## TASK STATEMENT
Restate the entries below word for word, omitting nothing.

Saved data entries
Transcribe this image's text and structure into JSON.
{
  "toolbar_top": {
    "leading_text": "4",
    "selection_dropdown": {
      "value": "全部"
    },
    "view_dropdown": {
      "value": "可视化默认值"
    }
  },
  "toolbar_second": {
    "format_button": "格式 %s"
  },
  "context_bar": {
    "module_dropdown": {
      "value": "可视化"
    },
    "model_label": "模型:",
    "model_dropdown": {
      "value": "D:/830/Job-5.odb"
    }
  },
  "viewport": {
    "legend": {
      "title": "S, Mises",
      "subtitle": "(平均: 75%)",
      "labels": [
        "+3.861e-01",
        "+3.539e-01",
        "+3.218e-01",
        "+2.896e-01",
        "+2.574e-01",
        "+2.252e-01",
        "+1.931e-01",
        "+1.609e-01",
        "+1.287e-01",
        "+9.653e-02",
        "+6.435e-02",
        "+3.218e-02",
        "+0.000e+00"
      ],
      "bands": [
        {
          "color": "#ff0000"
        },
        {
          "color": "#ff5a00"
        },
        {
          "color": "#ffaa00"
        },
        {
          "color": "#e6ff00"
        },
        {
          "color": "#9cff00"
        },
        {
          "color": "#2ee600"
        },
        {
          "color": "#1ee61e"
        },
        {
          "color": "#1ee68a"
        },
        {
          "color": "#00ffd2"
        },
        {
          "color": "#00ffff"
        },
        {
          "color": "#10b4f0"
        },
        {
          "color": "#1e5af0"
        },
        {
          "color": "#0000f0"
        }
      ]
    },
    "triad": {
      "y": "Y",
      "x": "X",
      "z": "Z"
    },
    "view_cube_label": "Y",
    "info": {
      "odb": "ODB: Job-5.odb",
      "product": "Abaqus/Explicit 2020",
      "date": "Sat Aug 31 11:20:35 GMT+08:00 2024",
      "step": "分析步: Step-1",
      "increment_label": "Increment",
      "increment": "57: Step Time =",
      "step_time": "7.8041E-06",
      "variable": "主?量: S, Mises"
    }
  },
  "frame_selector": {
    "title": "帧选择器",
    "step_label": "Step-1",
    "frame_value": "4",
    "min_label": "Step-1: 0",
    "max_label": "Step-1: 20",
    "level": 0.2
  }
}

## COMPLETED TASK
Transcribe this image's text and structure into JSON.
{
  "toolbar_top": {
    "leading_text": "4",
    "selection_dropdown": {
      "value": "全部"
    },
    "view_dropdown": {
      "value": "可视化默认值"
    }
  },
  "toolbar_second": {
    "format_button": "格式 %s"
  },
  "context_bar": {
    "module_dropdown": {
      "value": "可视化"
    },
    "model_label": "模型:",
    "model_dropdown": {
      "value": "D:/830/Job-5.odb"
    }
  },
  "viewport": {
    "legend": {
      "title": "S, Mises",
      "subtitle": "(平均: 75%)",
      "labels": [
        "+3.861e-01",
        "+3.539e-01",
        "+3.218e-01",
        "+2.896e-01",
        "+2.574e-01",
        "+2.252e-01",
        "+1.931e-01",
        "+1.609e-01",
        "+1.287e-01",
        "+9.653e-02",
        "+6.435e-02",
        "+3.218e-02",
        "+0.000e+00"
      ],
      "bands": [
        {
          "color": "#ff0000"
        },
        {
          "color": "#ff5a00"
        },
        {
          "color": "#ffaa00"
        },
        {
          "color": "#e6ff00"
        },
        {
          "color": "#9cff00"
        },
        {
          "color": "#2ee600"
        },
        {
          "color": "#1ee61e"
        },
        {
          "color": "#1ee68a"
        },
        {
          "color": "#00ffd2"
        },
        {
          "color": "#00ffff"
        },
        {
          "color": "#10b4f0"
        },
        {
          "color": "#1e5af0"
        },
        {
          "color": "#0000f0"
        }
      ]
    },
    "triad": {
      "y": "Y",
      "x": "X",
      "z": "Z"
    },
    "view_cube_label": "Y",
    "info": {
      "odb": "ODB: Job-5.odb",
      "product": "Abaqus/Explicit 2020",
      "date": "Sat Aug 31 11:20:35 GMT+08:00 2024",
      "step": "分析步: Step-1",
      "increment_label": "Increment",
      "increment": "57: Step Time =",
      "step_time": "7.8041E-06",
      "variable": "主?量: S, Mises"
    }
  },
  "frame_selector": {
    "title": "帧选择器",
    "step_label": "Step-1",
    "frame_value": "4",
    "min_label": "Step-1: 0",
    "max_label": "Step-1: 20",
    "level": 0.2
  }
}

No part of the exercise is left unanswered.